Begin at the line with "Extract the structured" and output every line through the end of the records, exactly as given. Omit pictures.

#### Task material

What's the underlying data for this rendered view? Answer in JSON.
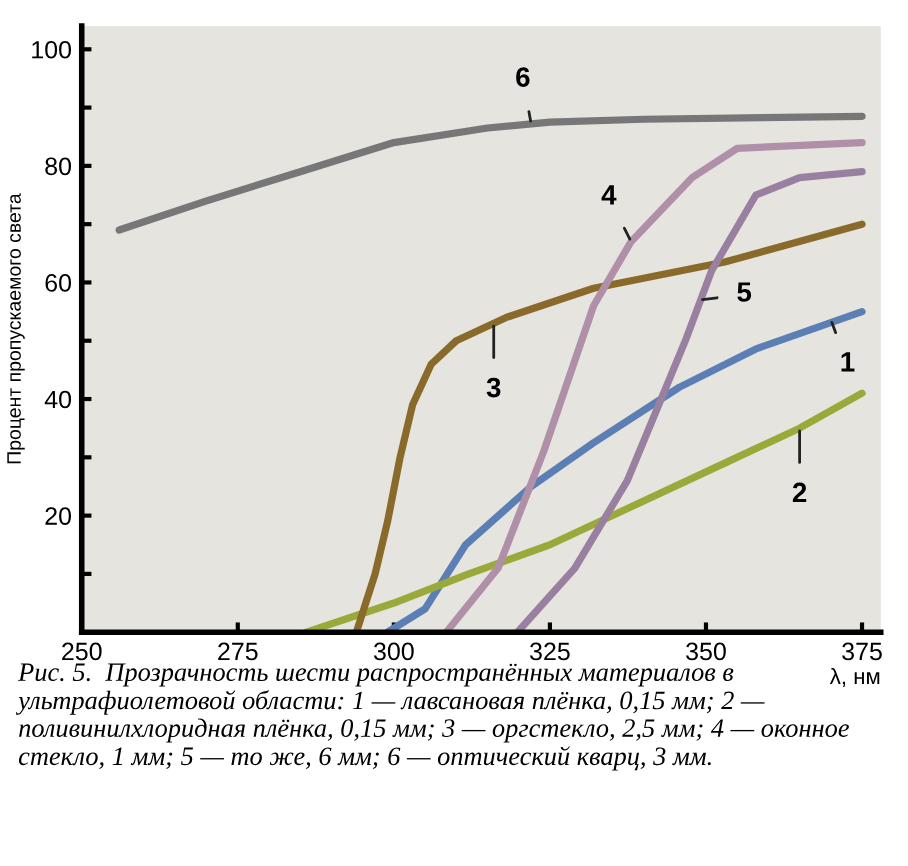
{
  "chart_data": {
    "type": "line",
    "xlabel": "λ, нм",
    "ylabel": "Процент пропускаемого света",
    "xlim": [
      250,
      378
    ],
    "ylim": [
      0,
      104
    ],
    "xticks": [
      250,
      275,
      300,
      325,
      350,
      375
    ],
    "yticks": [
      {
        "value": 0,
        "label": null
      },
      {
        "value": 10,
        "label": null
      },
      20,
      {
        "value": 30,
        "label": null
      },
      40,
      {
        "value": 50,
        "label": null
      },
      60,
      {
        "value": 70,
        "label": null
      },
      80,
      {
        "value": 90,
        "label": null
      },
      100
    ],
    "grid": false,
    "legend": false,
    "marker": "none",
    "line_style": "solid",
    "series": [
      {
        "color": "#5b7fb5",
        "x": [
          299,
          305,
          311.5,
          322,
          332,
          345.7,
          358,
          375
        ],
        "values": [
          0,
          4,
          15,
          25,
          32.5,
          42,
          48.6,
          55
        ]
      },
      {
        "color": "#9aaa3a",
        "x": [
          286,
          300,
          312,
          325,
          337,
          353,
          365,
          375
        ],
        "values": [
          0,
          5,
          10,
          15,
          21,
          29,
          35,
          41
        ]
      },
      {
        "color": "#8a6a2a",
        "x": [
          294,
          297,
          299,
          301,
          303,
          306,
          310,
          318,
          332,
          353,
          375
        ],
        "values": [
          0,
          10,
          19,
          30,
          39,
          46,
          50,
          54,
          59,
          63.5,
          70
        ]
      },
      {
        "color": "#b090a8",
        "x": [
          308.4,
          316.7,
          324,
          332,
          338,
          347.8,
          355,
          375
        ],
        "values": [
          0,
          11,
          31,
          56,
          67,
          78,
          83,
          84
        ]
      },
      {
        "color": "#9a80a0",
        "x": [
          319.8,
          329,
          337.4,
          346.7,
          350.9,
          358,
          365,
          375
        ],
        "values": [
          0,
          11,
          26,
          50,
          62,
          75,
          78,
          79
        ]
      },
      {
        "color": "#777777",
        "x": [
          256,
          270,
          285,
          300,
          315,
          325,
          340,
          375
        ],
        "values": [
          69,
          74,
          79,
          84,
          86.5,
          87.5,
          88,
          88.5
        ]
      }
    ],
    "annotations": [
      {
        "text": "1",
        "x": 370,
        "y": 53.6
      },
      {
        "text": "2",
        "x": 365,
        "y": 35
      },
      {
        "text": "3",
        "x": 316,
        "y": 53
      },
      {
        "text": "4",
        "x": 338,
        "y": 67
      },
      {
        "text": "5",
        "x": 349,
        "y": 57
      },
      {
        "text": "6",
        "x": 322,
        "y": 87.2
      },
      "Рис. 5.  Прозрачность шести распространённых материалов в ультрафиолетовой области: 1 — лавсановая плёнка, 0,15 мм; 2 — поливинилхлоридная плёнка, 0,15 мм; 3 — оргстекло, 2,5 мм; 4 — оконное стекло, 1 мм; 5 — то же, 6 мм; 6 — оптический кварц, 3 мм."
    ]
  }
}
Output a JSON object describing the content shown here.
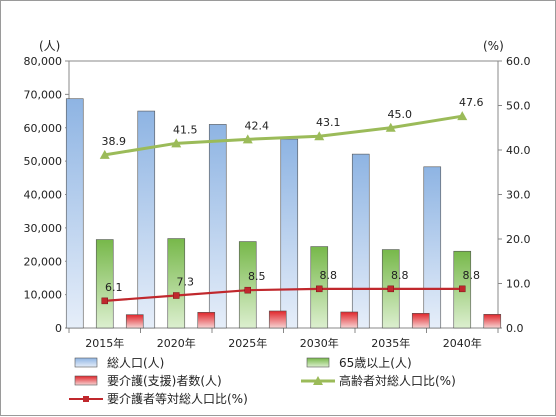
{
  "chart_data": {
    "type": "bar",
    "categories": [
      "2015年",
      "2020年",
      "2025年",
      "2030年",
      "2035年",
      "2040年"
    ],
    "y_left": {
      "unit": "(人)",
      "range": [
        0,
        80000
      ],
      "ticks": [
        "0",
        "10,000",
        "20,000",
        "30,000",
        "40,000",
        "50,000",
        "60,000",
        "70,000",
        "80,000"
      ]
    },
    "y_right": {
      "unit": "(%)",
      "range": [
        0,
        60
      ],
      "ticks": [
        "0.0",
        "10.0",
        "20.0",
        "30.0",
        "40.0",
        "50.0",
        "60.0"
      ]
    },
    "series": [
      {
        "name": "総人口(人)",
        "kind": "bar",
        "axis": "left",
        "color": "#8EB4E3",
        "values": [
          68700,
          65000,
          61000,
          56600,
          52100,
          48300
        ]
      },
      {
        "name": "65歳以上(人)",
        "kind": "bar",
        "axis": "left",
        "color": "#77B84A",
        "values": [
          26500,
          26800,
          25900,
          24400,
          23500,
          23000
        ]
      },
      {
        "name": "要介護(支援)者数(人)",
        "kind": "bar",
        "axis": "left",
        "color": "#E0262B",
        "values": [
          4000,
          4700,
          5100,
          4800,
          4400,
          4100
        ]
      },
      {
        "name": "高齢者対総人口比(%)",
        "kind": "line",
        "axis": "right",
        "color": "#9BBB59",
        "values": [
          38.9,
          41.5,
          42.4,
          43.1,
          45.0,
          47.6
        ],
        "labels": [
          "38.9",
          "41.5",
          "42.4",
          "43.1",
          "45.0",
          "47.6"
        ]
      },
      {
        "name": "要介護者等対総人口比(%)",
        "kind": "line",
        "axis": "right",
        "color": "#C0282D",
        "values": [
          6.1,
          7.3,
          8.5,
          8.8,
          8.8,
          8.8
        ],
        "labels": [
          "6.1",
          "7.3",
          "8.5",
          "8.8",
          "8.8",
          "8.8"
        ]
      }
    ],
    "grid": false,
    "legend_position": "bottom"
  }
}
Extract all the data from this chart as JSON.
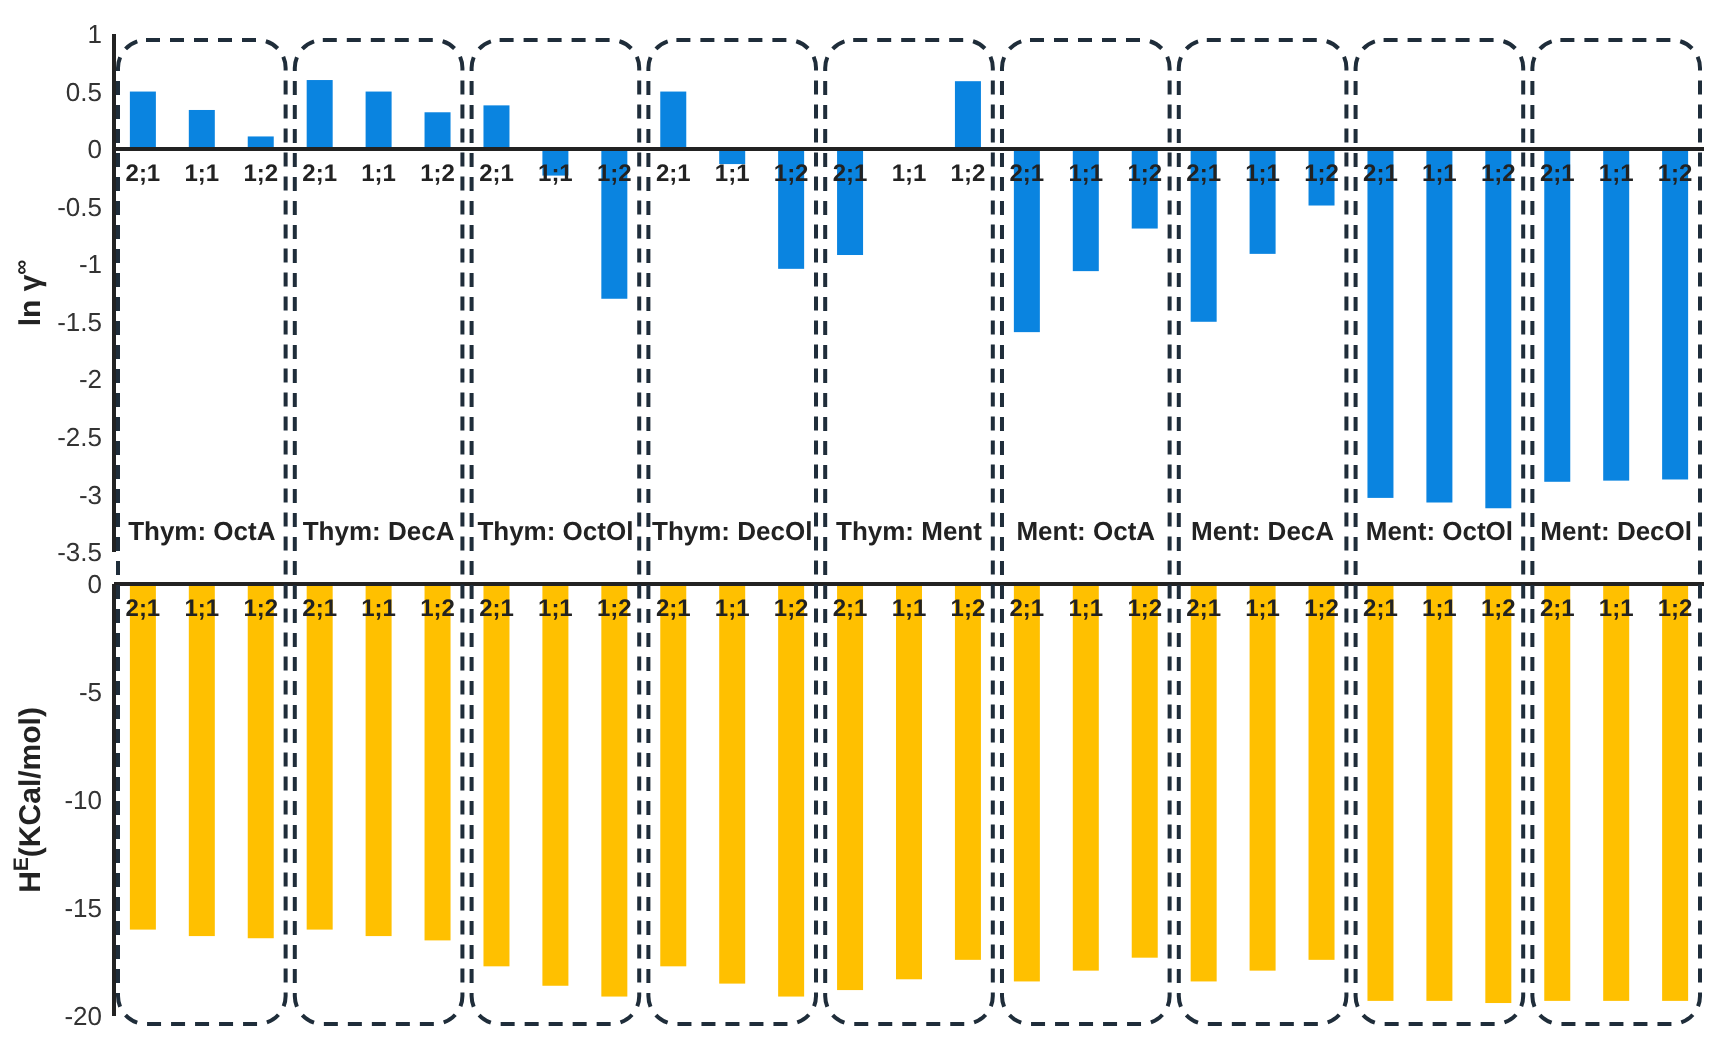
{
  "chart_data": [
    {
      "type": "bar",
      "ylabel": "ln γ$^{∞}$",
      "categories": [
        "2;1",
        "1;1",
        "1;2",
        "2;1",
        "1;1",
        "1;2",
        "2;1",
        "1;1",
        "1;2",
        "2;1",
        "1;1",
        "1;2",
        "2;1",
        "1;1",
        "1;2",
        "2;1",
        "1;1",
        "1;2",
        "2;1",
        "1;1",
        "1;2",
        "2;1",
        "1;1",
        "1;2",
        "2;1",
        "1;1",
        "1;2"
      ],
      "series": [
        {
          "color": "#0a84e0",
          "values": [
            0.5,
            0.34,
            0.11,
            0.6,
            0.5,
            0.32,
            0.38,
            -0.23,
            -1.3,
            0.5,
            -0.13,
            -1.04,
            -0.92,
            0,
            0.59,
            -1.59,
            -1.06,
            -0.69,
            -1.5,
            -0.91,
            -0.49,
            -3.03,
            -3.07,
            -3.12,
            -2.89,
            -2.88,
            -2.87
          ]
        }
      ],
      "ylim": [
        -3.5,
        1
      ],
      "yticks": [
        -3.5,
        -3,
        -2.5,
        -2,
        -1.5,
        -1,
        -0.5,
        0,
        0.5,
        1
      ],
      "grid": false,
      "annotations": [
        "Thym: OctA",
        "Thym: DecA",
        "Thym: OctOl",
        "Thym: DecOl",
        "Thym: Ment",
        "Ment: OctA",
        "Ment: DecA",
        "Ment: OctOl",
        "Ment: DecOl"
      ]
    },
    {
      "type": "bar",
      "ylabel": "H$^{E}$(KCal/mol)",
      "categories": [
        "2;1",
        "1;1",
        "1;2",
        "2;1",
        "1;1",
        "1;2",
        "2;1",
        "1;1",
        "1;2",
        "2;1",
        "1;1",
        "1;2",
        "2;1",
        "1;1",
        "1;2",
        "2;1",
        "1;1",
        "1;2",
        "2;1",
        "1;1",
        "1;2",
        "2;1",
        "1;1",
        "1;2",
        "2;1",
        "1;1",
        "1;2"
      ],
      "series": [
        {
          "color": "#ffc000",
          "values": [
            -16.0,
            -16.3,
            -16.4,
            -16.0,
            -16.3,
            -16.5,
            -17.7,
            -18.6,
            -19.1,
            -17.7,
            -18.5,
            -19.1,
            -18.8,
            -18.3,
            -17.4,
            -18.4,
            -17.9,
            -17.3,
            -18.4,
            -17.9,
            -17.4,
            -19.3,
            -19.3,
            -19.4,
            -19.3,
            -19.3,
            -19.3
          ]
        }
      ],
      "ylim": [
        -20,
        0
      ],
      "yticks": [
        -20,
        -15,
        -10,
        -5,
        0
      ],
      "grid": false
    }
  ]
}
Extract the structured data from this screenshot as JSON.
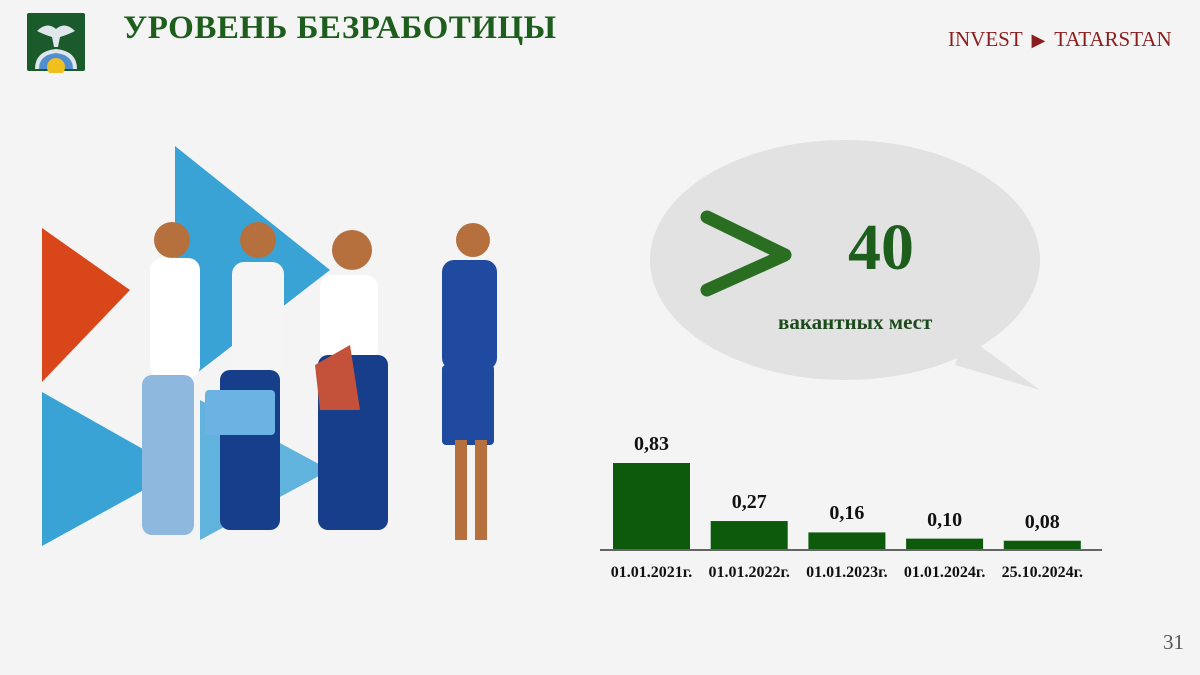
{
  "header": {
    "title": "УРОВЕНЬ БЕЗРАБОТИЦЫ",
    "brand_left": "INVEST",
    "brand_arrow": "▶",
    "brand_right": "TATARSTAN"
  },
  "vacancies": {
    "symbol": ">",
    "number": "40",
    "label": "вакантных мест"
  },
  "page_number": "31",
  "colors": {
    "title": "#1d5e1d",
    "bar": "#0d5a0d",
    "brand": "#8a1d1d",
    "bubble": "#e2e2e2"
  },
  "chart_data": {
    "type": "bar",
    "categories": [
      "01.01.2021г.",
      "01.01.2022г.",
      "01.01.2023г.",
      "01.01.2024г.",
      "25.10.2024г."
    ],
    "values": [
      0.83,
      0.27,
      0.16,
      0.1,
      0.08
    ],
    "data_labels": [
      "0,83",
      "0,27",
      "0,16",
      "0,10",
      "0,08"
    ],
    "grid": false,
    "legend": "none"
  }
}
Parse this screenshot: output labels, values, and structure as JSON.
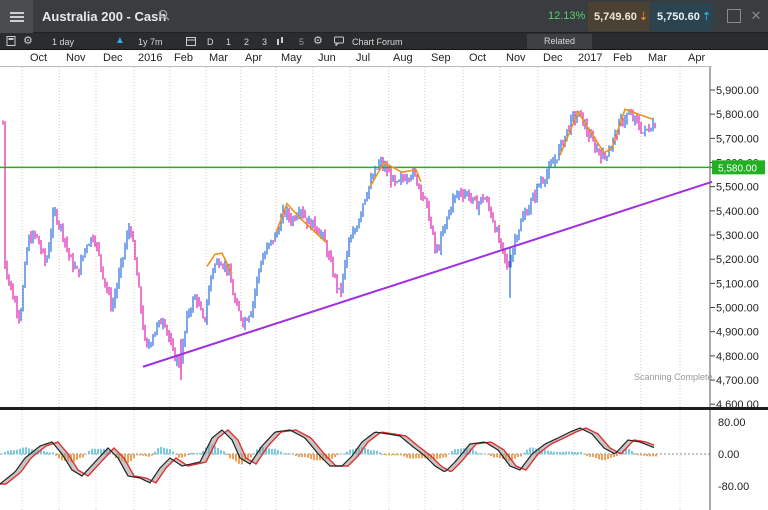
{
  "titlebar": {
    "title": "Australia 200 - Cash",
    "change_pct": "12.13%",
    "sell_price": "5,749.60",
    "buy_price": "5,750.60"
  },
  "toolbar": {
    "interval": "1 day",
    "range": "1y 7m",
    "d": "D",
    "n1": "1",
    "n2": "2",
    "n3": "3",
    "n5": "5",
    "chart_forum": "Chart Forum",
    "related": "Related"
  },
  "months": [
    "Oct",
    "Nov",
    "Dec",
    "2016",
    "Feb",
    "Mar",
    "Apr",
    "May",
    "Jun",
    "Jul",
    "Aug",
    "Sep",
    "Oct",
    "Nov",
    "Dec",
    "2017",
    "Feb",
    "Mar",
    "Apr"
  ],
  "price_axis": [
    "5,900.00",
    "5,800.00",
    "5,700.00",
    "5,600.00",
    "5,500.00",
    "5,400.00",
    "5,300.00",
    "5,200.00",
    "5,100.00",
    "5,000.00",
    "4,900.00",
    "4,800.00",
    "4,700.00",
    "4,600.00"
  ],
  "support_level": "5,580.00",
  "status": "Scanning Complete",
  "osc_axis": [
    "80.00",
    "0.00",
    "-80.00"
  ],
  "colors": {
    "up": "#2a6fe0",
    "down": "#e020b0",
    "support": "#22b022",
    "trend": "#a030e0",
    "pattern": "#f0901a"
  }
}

########

### Completed exercise
Extract the structured data from this screenshot as JSON.
{
  "header": {
    "title": "УРОВЕНЬ БЕЗРАБОТИЦЫ",
    "brand_left": "INVEST",
    "brand_arrow": "▶",
    "brand_right": "TATARSTAN"
  },
  "vacancies": {
    "symbol": ">",
    "number": "40",
    "label": "вакантных мест"
  },
  "page_number": "31",
  "colors": {
    "title": "#1d5e1d",
    "bar": "#0d5a0d",
    "brand": "#8a1d1d",
    "bubble": "#e2e2e2"
  },
  "chart_data": {
    "type": "bar",
    "categories": [
      "01.01.2021г.",
      "01.01.2022г.",
      "01.01.2023г.",
      "01.01.2024г.",
      "25.10.2024г."
    ],
    "values": [
      0.83,
      0.27,
      0.16,
      0.1,
      0.08
    ],
    "data_labels": [
      "0,83",
      "0,27",
      "0,16",
      "0,10",
      "0,08"
    ],
    "grid": false,
    "legend": "none"
  }
}
Parse this screenshot: output labels, values, and structure as JSON.
{
  "titlebar": {
    "title": "Australia 200 - Cash",
    "change_pct": "12.13%",
    "sell_price": "5,749.60",
    "buy_price": "5,750.60"
  },
  "toolbar": {
    "interval": "1 day",
    "range": "1y 7m",
    "d": "D",
    "n1": "1",
    "n2": "2",
    "n3": "3",
    "n5": "5",
    "chart_forum": "Chart Forum",
    "related": "Related"
  },
  "months": [
    "Oct",
    "Nov",
    "Dec",
    "2016",
    "Feb",
    "Mar",
    "Apr",
    "May",
    "Jun",
    "Jul",
    "Aug",
    "Sep",
    "Oct",
    "Nov",
    "Dec",
    "2017",
    "Feb",
    "Mar",
    "Apr"
  ],
  "price_axis": [
    "5,900.00",
    "5,800.00",
    "5,700.00",
    "5,600.00",
    "5,500.00",
    "5,400.00",
    "5,300.00",
    "5,200.00",
    "5,100.00",
    "5,000.00",
    "4,900.00",
    "4,800.00",
    "4,700.00",
    "4,600.00"
  ],
  "support_level": "5,580.00",
  "status": "Scanning Complete",
  "osc_axis": [
    "80.00",
    "0.00",
    "-80.00"
  ],
  "colors": {
    "up": "#2a6fe0",
    "down": "#e020b0",
    "support": "#22b022",
    "trend": "#a030e0",
    "pattern": "#f0901a"
  }
}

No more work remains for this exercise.